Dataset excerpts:
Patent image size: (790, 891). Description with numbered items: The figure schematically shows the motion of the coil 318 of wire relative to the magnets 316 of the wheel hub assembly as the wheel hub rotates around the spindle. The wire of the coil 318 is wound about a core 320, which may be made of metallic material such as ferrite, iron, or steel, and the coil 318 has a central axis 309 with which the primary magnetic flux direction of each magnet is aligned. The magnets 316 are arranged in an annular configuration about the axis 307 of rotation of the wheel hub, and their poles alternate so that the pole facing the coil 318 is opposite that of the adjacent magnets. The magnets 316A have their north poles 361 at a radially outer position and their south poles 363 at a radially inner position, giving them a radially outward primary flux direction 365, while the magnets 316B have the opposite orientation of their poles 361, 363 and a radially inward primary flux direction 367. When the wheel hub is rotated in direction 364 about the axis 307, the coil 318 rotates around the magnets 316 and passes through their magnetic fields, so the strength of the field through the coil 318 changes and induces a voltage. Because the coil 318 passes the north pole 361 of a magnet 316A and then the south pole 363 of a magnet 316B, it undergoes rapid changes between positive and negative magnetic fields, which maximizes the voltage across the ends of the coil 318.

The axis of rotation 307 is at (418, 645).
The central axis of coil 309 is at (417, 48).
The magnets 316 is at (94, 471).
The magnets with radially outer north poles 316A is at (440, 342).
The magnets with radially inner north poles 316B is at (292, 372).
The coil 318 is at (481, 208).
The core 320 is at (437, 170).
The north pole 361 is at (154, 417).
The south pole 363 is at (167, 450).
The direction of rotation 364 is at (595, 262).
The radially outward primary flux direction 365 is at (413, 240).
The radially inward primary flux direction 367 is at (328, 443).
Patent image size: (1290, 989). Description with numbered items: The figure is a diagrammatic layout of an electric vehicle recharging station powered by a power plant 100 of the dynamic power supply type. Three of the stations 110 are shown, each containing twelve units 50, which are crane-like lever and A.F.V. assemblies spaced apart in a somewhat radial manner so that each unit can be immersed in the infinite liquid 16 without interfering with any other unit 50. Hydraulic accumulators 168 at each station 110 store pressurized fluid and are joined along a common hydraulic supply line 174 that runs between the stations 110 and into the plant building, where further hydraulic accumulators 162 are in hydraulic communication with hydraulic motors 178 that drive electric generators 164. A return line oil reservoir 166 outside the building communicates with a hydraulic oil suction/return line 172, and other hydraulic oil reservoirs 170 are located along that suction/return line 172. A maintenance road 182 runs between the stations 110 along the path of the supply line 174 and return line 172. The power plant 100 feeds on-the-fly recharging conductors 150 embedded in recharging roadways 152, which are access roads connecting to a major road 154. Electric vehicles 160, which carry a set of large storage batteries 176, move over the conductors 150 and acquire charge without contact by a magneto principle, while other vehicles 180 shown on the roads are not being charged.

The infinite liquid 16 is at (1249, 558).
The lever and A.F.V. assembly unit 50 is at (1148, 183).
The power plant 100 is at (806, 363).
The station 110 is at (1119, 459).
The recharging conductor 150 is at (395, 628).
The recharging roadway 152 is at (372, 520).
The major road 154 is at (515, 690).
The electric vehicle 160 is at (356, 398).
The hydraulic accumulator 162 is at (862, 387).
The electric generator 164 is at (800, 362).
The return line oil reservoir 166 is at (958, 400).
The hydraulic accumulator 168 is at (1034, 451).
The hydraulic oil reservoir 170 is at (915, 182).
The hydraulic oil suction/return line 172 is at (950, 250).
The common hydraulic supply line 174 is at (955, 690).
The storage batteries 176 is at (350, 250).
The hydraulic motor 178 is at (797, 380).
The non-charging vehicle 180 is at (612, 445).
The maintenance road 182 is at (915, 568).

# [Objective]
Starting with the line containing "Patent image size: (1290, 989)." and going on through the line containing "The recharging conductor", write those lines out again, changing "diagrammatic layout" to "schematic plan" and leaving everything else as it is.

# [Solution for this task]
Patent image size: (1290, 989). Description with numbered items: The figure is a schematic plan of an electric vehicle recharging station powered by a power plant 100 of the dynamic power supply type. Three of the stations 110 are shown, each containing twelve units 50, which are crane-like lever and A.F.V. assemblies spaced apart in a somewhat radial manner so that each unit can be immersed in the infinite liquid 16 without interfering with any other unit 50. Hydraulic accumulators 168 at each station 110 store pressurized fluid and are joined along a common hydraulic supply line 174 that runs between the stations 110 and into the plant building, where further hydraulic accumulators 162 are in hydraulic communication with hydraulic motors 178 that drive electric generators 164. A return line oil reservoir 166 outside the building communicates with a hydraulic oil suction/return line 172, and other hydraulic oil reservoirs 170 are located along that suction/return line 172. A maintenance road 182 runs between the stations 110 along the path of the supply line 174 and return line 172. The power plant 100 feeds on-the-fly recharging conductors 150 embedded in recharging roadways 152, which are access roads connecting to a major road 154. Electric vehicles 160, which carry a set of large storage batteries 176, move over the conductors 150 and acquire charge without contact by a magneto principle, while other vehicles 180 shown on the roads are not being charged.

The infinite liquid 16 is at (1249, 558).
The lever and A.F.V. assembly unit 50 is at (1148, 183).
The power plant 100 is at (806, 363).
The station 110 is at (1119, 459).
The recharging conductor 150 is at (395, 628).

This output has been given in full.